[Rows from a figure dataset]
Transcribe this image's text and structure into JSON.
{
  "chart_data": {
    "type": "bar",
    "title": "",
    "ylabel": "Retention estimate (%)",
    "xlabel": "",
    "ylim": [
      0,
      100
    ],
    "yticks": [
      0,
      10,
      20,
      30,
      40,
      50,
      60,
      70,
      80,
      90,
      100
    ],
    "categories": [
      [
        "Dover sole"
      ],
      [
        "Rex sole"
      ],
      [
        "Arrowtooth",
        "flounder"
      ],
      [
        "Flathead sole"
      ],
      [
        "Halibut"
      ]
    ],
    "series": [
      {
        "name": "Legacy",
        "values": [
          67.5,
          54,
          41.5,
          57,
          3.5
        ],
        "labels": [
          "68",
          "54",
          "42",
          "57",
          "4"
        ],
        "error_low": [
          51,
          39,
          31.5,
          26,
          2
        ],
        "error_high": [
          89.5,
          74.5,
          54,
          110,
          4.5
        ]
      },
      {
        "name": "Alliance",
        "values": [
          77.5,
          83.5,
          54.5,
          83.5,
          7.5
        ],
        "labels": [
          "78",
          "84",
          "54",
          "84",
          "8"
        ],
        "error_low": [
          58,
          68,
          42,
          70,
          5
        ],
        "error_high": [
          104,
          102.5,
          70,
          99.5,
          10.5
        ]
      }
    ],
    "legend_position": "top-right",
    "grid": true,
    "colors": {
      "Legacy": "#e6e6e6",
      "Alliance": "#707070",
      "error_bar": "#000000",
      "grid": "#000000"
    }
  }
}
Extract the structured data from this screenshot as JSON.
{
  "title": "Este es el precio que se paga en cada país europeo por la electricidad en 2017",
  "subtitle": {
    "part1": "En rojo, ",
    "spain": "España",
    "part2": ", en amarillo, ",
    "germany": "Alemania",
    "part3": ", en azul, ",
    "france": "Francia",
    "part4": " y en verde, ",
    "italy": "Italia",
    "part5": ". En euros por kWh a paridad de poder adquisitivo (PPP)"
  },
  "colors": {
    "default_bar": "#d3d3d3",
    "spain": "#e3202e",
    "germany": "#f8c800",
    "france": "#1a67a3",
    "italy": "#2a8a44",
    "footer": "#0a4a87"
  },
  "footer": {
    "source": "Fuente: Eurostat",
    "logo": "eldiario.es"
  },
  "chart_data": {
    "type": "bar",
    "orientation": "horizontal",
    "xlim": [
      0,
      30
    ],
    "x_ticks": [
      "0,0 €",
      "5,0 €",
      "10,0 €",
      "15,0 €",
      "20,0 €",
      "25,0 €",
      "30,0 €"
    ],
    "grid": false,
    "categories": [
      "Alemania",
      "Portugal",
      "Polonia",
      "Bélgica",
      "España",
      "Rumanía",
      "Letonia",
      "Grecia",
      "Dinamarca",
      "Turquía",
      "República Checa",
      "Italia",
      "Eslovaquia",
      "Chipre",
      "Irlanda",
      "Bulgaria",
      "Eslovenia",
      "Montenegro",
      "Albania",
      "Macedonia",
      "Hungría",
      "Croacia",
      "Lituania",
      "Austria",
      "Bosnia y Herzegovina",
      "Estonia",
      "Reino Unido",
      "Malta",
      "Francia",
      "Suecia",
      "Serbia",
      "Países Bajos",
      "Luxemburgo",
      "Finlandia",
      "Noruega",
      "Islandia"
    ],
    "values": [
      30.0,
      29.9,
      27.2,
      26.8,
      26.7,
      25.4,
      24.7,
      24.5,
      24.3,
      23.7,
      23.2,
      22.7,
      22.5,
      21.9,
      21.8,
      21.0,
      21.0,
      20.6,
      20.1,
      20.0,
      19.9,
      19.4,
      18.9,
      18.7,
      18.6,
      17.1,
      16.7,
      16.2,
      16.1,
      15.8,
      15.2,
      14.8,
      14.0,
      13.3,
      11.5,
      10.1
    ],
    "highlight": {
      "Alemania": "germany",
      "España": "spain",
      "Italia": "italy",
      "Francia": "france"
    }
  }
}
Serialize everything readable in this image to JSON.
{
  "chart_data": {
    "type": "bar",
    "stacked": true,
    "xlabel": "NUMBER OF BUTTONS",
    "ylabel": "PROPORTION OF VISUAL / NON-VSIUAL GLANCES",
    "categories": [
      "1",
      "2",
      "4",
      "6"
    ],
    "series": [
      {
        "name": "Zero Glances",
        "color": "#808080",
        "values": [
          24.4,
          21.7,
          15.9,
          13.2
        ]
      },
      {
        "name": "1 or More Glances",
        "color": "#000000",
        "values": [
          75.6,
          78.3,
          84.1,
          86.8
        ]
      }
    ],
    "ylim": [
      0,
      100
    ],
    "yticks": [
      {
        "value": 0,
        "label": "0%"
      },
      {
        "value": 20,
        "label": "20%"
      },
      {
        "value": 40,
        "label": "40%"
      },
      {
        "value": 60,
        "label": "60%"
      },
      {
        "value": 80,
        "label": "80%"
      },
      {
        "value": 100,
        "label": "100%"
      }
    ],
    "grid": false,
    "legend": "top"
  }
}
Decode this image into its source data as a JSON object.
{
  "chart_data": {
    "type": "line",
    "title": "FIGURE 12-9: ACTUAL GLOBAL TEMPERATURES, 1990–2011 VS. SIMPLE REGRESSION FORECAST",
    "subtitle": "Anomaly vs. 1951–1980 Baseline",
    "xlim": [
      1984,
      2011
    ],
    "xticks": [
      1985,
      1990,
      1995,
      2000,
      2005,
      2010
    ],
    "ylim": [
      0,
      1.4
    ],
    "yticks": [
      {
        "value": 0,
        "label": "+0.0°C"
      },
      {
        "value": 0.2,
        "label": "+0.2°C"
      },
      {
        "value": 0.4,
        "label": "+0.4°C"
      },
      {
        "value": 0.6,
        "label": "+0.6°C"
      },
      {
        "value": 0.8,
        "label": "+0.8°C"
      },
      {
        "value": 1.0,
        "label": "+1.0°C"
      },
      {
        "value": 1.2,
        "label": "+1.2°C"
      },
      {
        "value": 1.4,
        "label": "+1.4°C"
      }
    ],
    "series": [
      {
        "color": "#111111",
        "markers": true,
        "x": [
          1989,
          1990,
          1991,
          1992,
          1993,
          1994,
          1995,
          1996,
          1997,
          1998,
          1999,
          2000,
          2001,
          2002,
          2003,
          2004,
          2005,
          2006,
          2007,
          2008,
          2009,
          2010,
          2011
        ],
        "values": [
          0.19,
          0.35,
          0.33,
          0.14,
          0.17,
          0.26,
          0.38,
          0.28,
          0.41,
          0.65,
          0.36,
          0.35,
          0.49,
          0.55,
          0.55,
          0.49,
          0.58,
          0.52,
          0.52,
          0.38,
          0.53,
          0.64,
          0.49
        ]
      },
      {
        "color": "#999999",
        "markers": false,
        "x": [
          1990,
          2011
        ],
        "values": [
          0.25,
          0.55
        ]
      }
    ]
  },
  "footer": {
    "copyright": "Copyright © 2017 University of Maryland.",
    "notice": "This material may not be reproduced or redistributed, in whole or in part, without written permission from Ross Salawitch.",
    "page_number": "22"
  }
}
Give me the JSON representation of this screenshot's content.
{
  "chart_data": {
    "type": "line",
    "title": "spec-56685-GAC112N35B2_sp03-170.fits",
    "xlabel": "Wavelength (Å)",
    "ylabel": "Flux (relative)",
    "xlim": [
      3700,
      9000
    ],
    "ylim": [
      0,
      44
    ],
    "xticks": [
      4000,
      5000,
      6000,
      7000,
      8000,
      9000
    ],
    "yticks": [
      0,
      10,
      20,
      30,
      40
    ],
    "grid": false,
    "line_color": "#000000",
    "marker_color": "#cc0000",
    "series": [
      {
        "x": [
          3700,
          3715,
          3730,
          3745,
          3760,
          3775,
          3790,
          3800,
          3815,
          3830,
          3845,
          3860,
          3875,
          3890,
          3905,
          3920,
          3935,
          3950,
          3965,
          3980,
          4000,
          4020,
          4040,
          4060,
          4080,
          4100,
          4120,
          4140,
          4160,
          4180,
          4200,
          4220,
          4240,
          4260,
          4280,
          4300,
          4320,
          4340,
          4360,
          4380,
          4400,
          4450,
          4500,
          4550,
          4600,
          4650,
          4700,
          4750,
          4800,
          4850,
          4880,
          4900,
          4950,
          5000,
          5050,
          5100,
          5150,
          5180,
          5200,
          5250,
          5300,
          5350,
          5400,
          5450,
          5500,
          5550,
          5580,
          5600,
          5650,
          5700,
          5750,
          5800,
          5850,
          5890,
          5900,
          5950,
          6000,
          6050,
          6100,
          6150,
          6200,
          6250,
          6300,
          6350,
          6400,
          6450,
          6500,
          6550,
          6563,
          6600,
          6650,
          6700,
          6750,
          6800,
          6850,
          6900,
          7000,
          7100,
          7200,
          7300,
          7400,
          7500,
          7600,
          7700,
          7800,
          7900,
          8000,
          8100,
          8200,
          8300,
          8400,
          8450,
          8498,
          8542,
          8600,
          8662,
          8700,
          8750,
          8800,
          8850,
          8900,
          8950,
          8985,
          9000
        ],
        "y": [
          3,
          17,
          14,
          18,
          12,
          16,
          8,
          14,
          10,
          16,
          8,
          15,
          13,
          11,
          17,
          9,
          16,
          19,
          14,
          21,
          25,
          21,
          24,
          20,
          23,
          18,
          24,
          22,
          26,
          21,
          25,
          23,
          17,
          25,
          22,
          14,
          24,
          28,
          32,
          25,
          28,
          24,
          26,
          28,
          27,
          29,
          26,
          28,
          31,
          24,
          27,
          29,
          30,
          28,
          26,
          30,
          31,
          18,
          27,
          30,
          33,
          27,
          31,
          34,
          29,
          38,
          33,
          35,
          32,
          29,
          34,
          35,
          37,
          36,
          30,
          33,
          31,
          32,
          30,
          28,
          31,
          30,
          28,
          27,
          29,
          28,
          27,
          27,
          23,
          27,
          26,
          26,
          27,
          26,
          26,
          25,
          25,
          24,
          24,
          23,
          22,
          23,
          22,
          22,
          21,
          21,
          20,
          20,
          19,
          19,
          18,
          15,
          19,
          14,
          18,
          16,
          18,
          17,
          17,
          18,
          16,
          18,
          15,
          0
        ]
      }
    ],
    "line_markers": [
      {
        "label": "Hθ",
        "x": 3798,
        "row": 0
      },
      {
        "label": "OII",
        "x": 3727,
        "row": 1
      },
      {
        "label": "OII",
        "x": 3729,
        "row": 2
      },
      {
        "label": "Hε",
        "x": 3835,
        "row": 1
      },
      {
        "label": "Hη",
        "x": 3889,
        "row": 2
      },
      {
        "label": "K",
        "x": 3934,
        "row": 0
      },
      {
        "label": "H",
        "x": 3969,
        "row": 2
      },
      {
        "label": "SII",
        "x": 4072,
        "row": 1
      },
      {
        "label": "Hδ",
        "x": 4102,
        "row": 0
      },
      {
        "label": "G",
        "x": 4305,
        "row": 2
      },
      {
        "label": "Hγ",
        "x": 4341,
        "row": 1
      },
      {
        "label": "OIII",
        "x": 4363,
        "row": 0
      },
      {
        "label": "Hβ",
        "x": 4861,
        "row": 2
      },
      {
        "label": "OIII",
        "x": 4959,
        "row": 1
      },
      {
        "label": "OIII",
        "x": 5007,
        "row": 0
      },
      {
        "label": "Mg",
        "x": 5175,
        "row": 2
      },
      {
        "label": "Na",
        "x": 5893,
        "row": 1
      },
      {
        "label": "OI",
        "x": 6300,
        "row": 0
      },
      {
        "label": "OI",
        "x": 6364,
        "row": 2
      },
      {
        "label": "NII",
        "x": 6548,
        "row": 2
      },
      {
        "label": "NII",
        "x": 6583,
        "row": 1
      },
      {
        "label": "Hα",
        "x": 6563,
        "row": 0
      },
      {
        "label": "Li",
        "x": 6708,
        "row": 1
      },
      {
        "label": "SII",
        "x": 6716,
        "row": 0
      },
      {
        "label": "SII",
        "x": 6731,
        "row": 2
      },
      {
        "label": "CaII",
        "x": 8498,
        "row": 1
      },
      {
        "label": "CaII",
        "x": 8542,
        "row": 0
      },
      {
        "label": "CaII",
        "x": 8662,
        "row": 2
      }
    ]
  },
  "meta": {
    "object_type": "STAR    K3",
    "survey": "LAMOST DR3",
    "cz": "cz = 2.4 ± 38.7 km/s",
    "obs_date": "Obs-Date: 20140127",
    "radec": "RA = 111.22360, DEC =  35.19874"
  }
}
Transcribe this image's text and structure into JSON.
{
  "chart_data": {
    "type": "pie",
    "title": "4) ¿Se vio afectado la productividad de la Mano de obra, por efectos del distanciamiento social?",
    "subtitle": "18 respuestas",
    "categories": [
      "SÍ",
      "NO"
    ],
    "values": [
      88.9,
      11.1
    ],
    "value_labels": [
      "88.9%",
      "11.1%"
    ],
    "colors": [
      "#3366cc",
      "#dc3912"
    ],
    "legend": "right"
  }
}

▶ REQUIRED TASK
Look through the lines above and collect those with the word "source".

▶ OUTPUT FOR THIS EXERCISE
    "source": "Fuente: Eurostat",
Decode this image into its source data as a JSON object.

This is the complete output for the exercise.